EXERCISE GOAL: Look through the data for the string "ditahun". Copy every line where it is found.

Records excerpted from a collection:
>>>

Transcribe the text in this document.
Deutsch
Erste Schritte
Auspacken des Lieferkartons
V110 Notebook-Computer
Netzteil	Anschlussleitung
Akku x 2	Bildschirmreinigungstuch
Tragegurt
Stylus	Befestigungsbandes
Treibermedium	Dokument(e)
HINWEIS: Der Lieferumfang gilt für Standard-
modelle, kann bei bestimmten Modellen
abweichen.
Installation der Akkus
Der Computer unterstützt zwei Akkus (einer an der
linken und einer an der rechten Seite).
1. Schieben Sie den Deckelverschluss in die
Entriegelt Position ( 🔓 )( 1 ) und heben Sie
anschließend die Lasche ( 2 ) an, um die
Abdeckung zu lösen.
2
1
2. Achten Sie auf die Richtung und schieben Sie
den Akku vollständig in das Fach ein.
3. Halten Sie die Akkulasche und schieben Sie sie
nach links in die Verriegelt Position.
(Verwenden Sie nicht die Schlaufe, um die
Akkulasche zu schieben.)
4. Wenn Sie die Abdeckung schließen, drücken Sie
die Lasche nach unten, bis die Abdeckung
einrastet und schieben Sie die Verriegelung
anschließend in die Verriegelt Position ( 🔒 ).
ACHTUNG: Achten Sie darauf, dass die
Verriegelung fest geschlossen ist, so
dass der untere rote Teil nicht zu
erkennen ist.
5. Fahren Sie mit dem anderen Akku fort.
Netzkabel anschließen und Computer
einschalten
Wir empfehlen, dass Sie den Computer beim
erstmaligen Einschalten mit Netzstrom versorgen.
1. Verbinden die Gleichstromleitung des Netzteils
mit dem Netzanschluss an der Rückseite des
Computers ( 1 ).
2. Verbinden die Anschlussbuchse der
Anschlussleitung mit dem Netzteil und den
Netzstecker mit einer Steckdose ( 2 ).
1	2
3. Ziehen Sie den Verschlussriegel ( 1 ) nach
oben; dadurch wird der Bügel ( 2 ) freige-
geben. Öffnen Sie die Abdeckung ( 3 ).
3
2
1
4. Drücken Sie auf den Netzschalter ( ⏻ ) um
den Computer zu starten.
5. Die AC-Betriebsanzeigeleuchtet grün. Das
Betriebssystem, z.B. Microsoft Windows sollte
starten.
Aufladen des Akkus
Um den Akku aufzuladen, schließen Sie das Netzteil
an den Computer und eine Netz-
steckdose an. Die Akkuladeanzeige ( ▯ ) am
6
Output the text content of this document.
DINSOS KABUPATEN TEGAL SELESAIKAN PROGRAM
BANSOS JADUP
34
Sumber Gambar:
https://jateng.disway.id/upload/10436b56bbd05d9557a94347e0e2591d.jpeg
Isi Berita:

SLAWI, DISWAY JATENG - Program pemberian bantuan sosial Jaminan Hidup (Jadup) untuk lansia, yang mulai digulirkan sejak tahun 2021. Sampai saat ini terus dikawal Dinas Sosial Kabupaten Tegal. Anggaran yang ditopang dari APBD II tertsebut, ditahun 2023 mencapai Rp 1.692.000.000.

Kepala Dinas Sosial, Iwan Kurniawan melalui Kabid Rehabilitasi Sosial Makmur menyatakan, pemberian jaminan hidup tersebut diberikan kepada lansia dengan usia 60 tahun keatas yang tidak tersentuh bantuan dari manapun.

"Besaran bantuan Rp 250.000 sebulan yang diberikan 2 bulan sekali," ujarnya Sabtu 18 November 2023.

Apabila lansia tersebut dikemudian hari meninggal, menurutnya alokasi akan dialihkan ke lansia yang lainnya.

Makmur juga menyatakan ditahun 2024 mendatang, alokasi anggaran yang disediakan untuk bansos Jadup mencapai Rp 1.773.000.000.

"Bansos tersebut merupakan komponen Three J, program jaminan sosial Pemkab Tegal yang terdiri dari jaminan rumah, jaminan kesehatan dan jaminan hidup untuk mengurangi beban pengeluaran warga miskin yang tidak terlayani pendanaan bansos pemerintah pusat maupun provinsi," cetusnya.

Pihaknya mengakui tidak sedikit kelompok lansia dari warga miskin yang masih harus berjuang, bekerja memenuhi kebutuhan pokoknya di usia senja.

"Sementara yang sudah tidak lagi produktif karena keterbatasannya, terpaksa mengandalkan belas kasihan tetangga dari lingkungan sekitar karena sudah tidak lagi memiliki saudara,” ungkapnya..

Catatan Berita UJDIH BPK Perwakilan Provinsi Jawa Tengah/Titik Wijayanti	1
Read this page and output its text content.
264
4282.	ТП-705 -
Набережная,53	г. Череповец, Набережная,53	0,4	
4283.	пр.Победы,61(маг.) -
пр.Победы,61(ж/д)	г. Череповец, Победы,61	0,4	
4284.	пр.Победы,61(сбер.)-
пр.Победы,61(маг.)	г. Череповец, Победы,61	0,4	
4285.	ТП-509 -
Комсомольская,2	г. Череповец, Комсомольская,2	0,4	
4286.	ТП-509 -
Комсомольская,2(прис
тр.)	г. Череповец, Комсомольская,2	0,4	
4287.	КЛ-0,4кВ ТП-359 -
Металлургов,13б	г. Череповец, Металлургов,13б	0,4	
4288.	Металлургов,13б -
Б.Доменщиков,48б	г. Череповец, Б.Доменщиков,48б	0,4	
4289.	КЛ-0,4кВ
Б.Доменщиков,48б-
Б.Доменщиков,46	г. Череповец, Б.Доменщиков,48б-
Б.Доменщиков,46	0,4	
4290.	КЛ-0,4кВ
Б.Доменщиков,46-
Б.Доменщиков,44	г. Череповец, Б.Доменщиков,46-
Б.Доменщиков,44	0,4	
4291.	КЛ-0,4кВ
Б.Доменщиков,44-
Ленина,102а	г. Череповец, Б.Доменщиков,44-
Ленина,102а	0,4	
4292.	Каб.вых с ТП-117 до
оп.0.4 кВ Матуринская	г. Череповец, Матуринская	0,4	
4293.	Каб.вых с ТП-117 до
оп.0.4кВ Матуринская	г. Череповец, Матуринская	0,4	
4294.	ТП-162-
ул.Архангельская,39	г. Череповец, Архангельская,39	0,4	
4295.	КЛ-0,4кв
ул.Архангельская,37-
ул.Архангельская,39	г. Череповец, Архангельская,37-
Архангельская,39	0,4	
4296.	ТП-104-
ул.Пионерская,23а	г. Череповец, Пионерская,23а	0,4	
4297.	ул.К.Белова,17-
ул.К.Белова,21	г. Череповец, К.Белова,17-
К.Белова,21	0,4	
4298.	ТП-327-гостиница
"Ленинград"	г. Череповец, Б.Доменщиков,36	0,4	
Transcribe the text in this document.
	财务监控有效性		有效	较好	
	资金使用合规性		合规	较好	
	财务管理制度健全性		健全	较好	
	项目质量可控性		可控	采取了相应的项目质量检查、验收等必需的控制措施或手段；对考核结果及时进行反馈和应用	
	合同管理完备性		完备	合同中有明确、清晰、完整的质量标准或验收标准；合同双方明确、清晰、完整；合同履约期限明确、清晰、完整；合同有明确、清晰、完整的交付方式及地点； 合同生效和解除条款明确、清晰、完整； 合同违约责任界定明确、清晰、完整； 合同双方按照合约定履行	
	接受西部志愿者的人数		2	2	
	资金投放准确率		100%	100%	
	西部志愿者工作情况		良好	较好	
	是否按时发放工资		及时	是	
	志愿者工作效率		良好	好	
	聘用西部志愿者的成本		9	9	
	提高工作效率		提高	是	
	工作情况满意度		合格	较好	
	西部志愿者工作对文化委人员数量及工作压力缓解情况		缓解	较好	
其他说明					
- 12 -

<<<

EXERCISE RESPONSE:
SLAWI, DISWAY JATENG - Program pemberian bantuan sosial Jaminan Hidup (Jadup) untuk lansia, yang mulai digulirkan sejak tahun 2021. Sampai saat ini terus dikawal Dinas Sosial Kabupaten Tegal. Anggaran yang ditopang dari APBD II tertsebut, ditahun 2023 mencapai Rp 1.692.000.000.
Makmur juga menyatakan ditahun 2024 mendatang, alokasi anggaran yang disediakan untuk bansos Jadup mencapai Rp 1.773.000.000.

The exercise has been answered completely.